| PROVIDED DATA |
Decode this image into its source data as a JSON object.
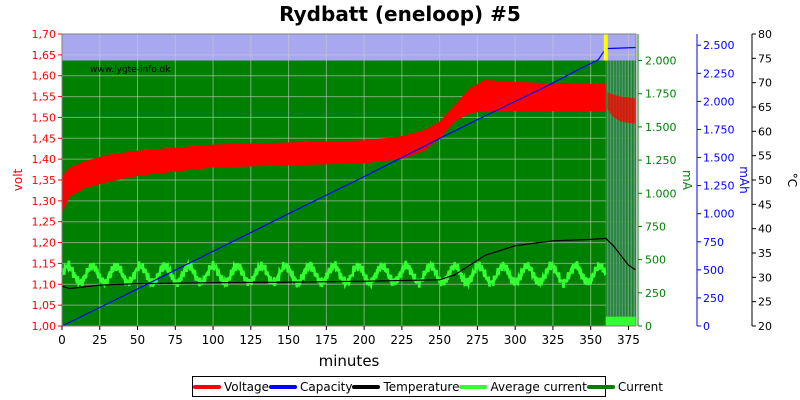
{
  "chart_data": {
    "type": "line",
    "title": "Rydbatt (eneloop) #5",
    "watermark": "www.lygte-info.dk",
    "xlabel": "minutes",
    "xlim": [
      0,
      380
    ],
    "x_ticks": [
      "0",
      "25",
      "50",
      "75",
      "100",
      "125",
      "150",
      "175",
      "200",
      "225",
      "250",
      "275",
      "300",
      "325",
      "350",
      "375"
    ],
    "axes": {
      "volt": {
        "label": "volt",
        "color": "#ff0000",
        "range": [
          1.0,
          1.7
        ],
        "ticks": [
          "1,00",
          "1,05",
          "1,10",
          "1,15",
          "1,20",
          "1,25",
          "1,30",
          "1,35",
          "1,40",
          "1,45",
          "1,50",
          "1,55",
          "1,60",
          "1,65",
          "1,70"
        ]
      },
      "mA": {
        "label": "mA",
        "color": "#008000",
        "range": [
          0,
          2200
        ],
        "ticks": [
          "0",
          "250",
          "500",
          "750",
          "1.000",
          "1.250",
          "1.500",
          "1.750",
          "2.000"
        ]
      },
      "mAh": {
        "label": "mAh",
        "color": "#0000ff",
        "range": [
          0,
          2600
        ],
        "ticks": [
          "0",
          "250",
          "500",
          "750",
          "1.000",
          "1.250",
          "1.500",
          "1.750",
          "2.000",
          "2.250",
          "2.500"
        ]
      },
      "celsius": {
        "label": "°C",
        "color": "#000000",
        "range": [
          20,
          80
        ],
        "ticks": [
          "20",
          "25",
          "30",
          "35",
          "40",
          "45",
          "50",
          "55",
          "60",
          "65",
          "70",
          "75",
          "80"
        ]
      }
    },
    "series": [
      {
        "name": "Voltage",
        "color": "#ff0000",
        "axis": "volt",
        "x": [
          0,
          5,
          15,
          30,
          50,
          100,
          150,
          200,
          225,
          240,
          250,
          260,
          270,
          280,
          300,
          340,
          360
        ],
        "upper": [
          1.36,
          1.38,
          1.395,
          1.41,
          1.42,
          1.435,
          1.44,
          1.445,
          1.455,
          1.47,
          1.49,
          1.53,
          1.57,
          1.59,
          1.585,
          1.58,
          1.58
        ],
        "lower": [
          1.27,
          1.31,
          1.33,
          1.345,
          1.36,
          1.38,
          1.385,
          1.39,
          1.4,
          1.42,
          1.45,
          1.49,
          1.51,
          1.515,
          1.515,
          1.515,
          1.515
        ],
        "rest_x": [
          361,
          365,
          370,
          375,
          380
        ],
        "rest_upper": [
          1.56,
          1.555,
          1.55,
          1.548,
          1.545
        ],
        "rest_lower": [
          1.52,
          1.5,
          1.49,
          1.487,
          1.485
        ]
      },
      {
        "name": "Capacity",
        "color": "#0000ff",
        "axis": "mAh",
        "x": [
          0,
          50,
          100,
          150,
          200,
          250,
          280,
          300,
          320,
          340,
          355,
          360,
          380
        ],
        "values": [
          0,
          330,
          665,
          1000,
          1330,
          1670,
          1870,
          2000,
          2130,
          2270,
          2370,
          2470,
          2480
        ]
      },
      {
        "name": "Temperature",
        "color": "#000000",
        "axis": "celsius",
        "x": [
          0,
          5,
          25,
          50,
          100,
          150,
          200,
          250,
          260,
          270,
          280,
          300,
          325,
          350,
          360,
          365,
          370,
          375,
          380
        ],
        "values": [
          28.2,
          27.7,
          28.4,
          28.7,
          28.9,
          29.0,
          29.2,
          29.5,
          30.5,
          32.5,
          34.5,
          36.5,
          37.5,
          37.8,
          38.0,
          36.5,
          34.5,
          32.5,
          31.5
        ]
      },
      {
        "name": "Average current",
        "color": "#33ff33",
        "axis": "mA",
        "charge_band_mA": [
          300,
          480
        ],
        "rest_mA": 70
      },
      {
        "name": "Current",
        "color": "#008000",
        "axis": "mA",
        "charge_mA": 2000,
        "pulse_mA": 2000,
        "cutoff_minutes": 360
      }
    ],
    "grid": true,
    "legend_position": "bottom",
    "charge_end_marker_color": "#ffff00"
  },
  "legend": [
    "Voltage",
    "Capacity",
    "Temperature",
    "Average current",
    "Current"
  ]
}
==
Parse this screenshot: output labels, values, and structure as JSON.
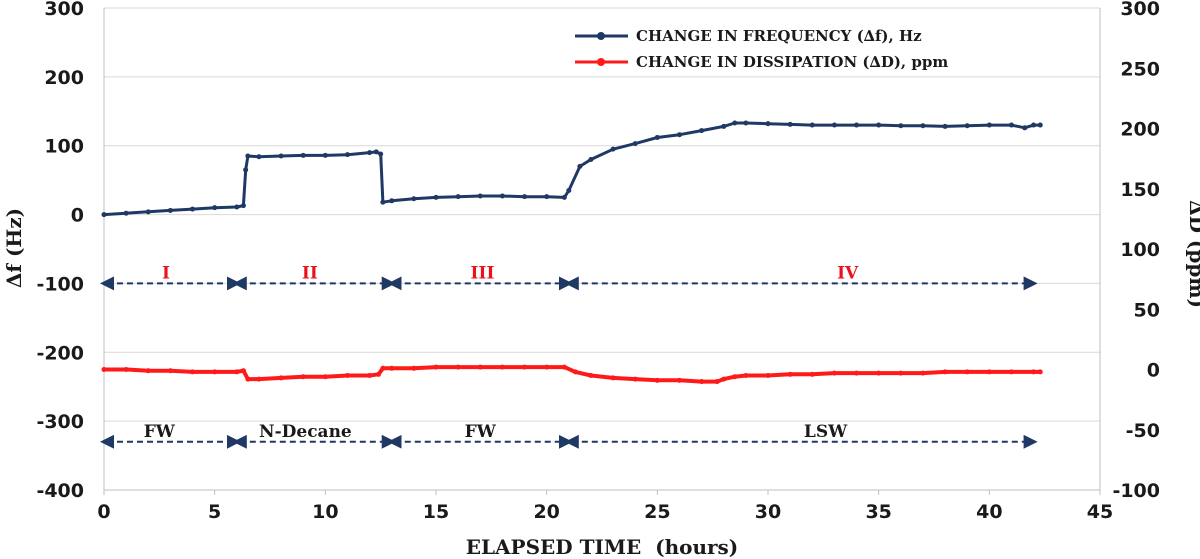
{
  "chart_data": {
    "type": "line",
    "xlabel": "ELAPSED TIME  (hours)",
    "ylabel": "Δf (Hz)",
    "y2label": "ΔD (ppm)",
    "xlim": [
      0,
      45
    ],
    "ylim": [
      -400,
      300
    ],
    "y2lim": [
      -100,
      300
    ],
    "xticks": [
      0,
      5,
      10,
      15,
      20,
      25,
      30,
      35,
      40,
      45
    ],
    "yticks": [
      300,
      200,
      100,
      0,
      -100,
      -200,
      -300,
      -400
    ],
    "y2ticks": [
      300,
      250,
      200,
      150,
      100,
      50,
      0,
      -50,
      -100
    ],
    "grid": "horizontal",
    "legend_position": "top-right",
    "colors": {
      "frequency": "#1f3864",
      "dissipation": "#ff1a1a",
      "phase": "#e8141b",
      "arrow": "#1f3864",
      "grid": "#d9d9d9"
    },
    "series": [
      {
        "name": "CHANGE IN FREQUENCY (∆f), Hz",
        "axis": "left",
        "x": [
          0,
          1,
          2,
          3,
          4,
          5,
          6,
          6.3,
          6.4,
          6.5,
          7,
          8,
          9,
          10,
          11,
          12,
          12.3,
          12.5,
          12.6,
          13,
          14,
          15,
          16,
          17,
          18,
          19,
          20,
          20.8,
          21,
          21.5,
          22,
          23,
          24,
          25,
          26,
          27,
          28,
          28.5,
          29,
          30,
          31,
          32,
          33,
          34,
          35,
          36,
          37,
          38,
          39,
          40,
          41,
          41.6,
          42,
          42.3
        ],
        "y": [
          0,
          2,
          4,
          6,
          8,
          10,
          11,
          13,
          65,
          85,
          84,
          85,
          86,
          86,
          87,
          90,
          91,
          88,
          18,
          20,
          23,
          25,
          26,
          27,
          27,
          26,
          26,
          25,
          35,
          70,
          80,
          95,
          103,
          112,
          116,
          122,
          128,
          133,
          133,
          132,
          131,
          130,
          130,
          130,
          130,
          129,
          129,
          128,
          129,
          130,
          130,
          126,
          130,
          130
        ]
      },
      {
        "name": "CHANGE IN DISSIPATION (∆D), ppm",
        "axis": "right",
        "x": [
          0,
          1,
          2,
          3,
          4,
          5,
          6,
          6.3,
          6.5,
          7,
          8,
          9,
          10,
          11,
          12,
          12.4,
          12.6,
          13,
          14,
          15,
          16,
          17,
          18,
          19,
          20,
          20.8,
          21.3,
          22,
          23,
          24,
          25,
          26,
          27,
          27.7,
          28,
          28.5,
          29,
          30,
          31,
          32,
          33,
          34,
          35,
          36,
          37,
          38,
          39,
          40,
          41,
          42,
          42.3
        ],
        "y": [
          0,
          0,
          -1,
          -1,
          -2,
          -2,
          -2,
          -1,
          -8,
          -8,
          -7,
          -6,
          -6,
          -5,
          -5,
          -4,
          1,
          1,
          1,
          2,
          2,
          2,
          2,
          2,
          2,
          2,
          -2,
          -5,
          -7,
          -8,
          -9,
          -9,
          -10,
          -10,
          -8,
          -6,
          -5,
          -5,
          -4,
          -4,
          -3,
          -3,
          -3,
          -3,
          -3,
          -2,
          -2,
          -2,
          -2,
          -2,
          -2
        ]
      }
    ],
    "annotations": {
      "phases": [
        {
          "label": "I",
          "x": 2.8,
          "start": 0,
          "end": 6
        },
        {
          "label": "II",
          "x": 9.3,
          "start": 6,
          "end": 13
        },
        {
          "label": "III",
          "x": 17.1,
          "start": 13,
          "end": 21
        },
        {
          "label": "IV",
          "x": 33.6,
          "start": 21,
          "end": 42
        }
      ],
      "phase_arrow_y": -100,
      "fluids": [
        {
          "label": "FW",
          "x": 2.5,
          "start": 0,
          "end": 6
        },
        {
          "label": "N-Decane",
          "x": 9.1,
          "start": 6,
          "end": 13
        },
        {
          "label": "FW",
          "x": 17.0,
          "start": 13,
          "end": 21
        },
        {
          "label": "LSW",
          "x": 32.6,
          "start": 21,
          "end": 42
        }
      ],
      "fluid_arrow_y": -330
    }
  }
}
--
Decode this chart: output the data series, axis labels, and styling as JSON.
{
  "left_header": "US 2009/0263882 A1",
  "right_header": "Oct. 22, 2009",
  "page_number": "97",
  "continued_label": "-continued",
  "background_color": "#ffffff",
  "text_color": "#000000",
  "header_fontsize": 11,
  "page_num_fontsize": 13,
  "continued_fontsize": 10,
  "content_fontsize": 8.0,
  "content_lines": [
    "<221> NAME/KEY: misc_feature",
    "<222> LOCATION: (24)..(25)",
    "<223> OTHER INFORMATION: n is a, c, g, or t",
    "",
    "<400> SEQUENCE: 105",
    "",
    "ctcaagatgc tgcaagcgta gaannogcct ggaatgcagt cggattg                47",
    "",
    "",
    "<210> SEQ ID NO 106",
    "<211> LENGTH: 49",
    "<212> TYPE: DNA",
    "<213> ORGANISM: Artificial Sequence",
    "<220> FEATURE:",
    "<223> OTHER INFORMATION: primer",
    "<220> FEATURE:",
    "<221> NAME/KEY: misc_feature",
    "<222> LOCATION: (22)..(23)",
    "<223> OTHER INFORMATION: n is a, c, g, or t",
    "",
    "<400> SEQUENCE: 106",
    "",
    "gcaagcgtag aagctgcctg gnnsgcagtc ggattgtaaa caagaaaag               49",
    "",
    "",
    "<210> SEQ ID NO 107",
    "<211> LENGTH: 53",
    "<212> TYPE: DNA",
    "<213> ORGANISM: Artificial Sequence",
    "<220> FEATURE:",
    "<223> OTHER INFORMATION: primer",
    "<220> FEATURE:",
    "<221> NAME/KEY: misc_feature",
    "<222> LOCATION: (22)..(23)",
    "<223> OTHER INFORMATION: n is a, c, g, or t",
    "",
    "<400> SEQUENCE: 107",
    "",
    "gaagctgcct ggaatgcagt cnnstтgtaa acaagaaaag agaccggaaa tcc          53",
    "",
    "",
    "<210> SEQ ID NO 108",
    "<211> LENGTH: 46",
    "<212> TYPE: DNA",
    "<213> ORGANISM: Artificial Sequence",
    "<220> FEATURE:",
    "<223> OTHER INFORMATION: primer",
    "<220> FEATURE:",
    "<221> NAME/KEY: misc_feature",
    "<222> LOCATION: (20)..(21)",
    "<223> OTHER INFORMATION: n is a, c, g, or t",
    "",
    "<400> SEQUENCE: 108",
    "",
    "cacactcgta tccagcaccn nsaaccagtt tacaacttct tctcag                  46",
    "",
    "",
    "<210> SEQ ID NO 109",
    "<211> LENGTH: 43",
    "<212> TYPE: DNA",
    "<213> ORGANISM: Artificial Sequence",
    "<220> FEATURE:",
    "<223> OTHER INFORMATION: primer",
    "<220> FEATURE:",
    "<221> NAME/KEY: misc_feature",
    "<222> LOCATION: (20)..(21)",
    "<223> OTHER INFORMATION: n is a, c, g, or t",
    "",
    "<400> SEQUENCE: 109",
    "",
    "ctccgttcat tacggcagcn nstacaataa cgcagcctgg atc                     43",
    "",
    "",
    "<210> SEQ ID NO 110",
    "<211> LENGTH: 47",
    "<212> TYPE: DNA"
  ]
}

| AIM |
Find the lines containing "LENGTH" and list every one of them.

| EXERCISE ANSWER |
    "<211> LENGTH: 49",
    "<211> LENGTH: 53",
    "<211> LENGTH: 46",
    "<211> LENGTH: 43",
    "<211> LENGTH: 47",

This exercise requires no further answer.